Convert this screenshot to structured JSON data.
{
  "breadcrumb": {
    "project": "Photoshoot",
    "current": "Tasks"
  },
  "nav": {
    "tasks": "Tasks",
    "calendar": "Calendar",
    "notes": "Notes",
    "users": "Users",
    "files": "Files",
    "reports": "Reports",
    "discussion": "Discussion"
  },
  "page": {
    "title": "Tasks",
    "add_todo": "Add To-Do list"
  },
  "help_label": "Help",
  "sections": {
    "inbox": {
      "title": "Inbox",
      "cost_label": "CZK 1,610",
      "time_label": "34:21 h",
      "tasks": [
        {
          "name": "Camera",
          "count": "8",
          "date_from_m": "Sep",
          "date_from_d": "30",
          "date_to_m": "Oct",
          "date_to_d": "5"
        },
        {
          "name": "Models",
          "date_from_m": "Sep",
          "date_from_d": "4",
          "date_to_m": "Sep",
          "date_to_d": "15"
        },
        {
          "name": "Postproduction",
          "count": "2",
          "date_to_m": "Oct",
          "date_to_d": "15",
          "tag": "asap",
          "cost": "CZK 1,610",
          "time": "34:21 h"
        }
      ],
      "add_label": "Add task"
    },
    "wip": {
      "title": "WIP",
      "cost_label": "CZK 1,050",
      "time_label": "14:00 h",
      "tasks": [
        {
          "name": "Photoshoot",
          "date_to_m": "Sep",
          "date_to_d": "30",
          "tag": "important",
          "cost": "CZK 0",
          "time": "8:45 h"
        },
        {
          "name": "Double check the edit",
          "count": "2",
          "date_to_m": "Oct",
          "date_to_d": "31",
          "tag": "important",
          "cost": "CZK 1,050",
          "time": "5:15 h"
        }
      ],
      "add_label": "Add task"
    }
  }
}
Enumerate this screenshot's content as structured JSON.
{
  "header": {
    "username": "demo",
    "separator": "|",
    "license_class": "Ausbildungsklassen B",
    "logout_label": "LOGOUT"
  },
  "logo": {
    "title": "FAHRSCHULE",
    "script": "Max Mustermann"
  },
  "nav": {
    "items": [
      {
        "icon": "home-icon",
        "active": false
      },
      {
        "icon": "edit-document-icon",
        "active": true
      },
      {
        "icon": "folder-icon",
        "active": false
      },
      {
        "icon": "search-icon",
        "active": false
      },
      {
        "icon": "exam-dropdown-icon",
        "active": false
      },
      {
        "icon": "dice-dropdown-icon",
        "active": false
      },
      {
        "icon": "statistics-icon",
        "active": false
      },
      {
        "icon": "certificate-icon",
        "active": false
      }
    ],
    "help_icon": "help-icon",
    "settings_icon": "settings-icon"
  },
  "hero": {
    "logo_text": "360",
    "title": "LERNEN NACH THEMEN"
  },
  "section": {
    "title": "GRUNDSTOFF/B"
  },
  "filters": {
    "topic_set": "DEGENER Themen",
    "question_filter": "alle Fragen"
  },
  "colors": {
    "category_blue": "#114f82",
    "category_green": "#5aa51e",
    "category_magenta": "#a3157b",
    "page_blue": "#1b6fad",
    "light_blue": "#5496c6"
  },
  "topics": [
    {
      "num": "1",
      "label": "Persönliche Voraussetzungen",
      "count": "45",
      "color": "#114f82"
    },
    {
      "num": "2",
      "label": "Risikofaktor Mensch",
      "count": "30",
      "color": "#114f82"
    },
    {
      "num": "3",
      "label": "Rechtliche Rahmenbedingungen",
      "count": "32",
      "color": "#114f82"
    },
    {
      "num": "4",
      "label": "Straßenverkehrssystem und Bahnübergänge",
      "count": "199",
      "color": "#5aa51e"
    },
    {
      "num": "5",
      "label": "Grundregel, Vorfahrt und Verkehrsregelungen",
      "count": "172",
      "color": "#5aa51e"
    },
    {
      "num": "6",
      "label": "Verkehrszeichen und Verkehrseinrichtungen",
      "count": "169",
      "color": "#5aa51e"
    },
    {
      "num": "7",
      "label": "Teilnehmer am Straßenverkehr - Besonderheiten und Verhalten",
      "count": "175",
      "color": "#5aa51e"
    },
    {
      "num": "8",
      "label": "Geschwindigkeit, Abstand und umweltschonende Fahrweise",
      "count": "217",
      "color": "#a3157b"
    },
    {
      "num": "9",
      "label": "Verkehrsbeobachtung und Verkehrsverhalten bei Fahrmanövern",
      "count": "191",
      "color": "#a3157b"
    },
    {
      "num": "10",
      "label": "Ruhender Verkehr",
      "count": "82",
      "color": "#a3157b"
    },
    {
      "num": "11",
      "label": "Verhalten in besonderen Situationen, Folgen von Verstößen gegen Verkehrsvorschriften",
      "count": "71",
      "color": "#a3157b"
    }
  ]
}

* [Goal]: Every line in the data above that contains "title" needs to be copied.

* [Finished task]:
    "title": "Tasks",
      "title": "Inbox",
      "title": "WIP",
    "title": "FAHRSCHULE",
    "title": "LERNEN NACH THEMEN"
    "title": "GRUNDSTOFF/B"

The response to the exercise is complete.